**BRIEF:**
In the blog post about Linux wireless troubles, which encryption did the writer switch the router to so that the laptop finally connected?

**PASSAGE FOR REVIEW:**
☆ ☆ ☆ ☆ ☆ ☆ ☆
OK, let's see what happens if I turn off all security on the router. BINGO! CONNECTED! A router without any security is not the answer but at least this is progress. So, I have one other option. Try WPA instead of WEP encryption on the router. Fingers, toes and everything else crossed while I enter the WPA passphrase and wait for the laptop to connect to the network. And it does! Wireless is working perfectly.
I've no idea why WPA worked over WEP and frankly I don't care! My parents have a fully functional laptop with the latest version of Gusty and I haven't had any calls since.
I'm off to update that post on the Ubuntu forums.
Tuesday, 21 August 2007
Having Linux Wireless Troubles? Try WPA!
Posted by Rory Curtis at 14:40
Subscribe to:
Post Comments (Atom)
10 comments:
I have found that you may need to use the HEX version of your WEP passphrase - particularly if you are using a 40bit key and are using Knetworkmanager. It appears to only generates a 104bit key.
I've noticed that the NetworkManager applet (or maybe NM itself) has a really hard time guessing what keying method to use when you set it to "automatic."
Recently at my son's school I was trying to test a wireless connection using WPA2. They keying choices were "Automatic" and something else (I don't remember). After multiple failures, re-re-re-re-checking the password, etc., I manually selected the one keying option, and it worked like a charm!
☆ ☆ ☆ ☆ ☆ ☆ ☆
**PROVIDED INFORMATION:**
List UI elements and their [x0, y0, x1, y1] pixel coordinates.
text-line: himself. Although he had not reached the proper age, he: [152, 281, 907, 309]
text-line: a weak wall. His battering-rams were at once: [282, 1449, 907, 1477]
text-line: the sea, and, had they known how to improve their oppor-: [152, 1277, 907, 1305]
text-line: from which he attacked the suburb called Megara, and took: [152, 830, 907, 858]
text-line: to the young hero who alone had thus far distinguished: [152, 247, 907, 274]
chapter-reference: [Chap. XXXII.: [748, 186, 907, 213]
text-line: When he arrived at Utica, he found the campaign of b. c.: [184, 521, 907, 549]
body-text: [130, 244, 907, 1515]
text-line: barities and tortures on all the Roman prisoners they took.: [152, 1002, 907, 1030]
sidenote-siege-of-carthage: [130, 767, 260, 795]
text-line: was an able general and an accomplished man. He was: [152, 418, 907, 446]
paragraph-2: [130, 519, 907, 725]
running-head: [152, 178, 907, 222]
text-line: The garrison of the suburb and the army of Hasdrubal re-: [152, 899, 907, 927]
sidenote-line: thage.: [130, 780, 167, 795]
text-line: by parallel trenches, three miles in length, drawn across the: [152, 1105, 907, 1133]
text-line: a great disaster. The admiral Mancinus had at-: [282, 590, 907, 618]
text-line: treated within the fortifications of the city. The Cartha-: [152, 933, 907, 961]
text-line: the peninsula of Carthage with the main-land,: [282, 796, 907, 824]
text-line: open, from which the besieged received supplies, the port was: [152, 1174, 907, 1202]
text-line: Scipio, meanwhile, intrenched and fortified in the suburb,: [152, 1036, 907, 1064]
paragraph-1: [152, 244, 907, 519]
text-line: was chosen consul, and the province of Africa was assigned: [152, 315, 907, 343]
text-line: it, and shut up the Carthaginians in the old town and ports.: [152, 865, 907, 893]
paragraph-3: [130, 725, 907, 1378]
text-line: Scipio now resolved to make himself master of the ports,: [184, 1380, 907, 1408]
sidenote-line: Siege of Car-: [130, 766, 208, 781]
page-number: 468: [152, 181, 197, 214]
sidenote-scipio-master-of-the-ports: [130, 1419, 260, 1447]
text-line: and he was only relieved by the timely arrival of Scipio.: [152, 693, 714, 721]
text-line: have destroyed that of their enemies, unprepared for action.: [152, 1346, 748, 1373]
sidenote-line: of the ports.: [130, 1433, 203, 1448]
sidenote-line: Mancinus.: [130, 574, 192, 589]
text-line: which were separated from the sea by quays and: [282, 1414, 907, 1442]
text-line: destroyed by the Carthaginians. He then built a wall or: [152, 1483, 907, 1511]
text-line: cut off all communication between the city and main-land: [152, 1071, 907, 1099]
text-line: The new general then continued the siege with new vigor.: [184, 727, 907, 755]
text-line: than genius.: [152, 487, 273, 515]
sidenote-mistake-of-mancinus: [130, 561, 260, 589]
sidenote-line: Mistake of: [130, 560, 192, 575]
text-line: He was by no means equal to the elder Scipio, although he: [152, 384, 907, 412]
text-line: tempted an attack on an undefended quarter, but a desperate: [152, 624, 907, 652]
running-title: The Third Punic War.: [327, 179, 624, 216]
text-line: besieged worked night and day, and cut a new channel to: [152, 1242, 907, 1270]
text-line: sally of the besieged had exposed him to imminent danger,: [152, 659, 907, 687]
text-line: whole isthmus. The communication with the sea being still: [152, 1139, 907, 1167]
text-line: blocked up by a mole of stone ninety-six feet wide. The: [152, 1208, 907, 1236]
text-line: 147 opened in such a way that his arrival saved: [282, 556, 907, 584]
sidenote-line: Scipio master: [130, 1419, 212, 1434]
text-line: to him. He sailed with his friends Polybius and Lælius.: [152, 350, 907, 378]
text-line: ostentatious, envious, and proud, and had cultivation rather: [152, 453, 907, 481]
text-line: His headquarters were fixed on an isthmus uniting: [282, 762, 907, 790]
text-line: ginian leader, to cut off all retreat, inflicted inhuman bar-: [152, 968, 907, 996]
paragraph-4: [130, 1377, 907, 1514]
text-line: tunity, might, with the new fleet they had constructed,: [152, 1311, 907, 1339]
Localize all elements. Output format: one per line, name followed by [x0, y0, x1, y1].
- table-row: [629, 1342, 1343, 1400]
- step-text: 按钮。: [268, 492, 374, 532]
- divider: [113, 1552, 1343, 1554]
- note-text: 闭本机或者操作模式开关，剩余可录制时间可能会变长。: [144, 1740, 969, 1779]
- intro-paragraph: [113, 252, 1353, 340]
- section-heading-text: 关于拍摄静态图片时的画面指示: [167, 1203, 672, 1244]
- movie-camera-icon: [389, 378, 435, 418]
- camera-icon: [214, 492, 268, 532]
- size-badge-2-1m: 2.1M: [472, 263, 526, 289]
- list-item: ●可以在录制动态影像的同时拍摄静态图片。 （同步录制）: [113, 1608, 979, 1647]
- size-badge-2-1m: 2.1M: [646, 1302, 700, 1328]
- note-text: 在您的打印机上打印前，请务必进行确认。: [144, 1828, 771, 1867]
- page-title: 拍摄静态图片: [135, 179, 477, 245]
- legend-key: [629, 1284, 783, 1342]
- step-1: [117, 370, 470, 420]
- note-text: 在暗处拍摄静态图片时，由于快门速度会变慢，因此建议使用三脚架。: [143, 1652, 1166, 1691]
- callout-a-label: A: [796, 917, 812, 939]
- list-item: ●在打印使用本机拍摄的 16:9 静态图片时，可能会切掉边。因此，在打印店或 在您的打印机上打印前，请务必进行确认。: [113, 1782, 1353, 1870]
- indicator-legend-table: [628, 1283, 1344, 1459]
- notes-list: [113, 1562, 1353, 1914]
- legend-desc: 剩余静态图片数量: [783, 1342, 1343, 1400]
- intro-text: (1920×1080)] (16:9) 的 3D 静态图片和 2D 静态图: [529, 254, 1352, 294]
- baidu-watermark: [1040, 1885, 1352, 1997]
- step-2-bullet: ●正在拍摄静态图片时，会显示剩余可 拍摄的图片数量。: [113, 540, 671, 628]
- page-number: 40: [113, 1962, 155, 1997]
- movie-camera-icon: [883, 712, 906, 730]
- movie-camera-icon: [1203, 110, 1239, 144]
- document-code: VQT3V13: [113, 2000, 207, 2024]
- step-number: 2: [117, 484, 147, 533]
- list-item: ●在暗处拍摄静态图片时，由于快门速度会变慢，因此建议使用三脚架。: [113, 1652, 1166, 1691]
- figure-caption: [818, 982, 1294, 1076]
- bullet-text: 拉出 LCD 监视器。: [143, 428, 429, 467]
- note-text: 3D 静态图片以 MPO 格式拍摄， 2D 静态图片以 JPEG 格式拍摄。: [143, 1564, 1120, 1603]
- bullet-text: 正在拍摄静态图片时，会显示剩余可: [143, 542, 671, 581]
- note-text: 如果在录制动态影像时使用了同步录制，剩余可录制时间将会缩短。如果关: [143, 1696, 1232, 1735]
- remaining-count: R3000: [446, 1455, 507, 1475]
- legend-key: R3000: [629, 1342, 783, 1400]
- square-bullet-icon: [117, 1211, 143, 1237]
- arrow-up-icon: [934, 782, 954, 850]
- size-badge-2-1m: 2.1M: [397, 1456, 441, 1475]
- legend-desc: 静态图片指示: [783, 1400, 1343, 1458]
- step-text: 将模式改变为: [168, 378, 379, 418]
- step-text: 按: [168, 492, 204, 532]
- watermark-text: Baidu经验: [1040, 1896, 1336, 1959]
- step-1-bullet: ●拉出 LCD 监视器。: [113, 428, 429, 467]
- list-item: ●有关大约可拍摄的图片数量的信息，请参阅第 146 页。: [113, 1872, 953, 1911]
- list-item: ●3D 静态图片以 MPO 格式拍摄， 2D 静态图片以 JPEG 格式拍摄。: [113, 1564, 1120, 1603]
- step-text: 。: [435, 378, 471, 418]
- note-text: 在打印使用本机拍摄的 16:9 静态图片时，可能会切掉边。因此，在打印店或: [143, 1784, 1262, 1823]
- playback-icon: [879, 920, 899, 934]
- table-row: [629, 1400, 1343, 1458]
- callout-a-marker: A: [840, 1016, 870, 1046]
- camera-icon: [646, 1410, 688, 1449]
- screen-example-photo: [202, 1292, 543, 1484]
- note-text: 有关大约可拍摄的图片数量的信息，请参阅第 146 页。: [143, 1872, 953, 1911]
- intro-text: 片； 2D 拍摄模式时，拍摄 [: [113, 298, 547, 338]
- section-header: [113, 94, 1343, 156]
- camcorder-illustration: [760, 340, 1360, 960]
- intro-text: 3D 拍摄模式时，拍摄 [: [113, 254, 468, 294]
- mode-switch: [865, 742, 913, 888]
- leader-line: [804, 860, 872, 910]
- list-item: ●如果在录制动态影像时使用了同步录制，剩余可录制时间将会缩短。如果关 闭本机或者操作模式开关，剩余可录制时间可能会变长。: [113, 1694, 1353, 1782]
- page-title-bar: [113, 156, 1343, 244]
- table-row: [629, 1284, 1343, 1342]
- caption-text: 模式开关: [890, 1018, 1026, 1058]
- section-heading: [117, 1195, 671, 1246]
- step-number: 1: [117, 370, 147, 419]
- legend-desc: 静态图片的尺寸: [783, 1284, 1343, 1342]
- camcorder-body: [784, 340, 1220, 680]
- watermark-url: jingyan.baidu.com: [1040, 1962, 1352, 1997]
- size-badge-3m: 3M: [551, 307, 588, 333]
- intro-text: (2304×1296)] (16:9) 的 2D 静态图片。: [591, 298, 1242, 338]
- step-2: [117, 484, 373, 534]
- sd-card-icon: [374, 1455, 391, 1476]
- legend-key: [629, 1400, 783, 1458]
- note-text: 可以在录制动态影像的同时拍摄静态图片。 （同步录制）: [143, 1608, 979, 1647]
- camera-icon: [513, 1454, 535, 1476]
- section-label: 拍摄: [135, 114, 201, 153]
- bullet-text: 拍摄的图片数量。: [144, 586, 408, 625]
☆ ☆ ☆ ☆ ☆ ☆ ☆
**WORKED SOLUTION:**
WPA, instead of WEP.